* [TASK GOAL]: Pick out each line in these entries that contains the string "AMOUNT".

* [DATA IN THIS EXERCISE]:
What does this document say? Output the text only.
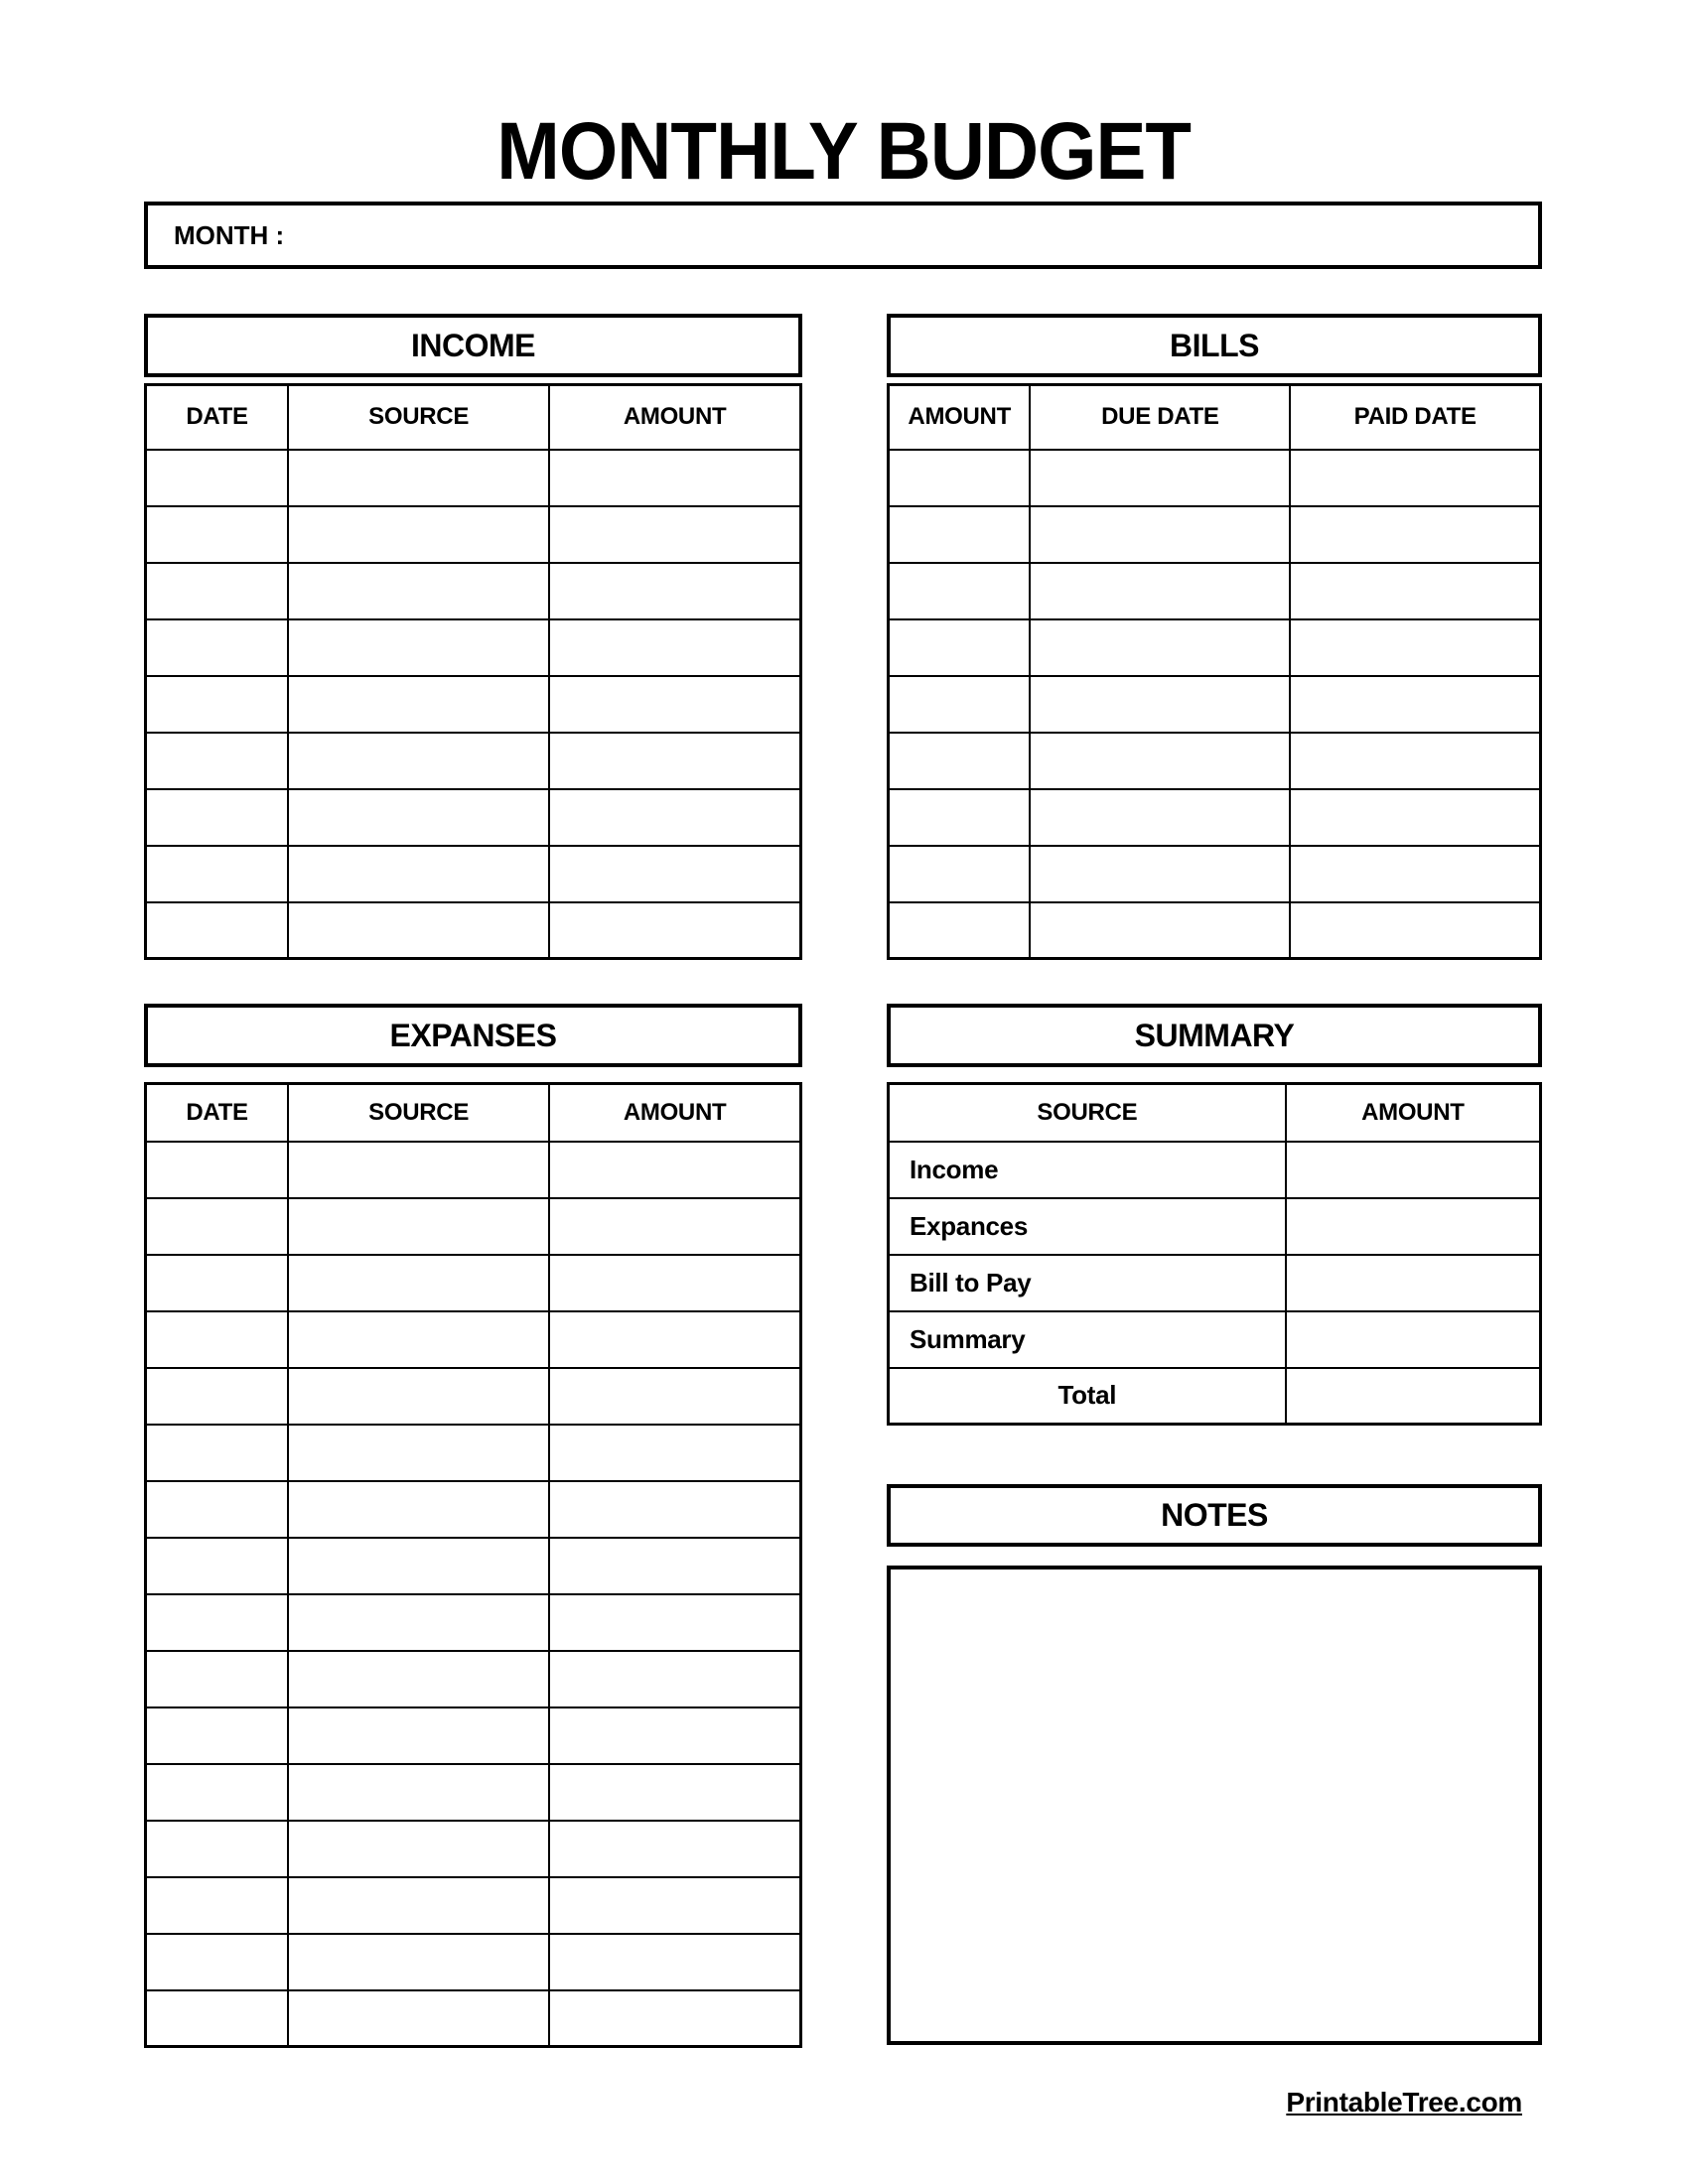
MONTHLY BUDGET
MONTH :
INCOME
DATE	SOURCE	AMOUNT

BILLS
AMOUNT	DUE DATE	PAID DATE

EXPANSES
DATE	SOURCE	AMOUNT

SUMMARY
SOURCE	AMOUNT
Income	
Expances	
Bill to Pay	
Summary	
Total	
NOTES
PrintableTree.com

* [SOLUTION FOR THIS EXERCISE]:
DATE	SOURCE	AMOUNT
AMOUNT	DUE DATE	PAID DATE
DATE	SOURCE	AMOUNT
SOURCE	AMOUNT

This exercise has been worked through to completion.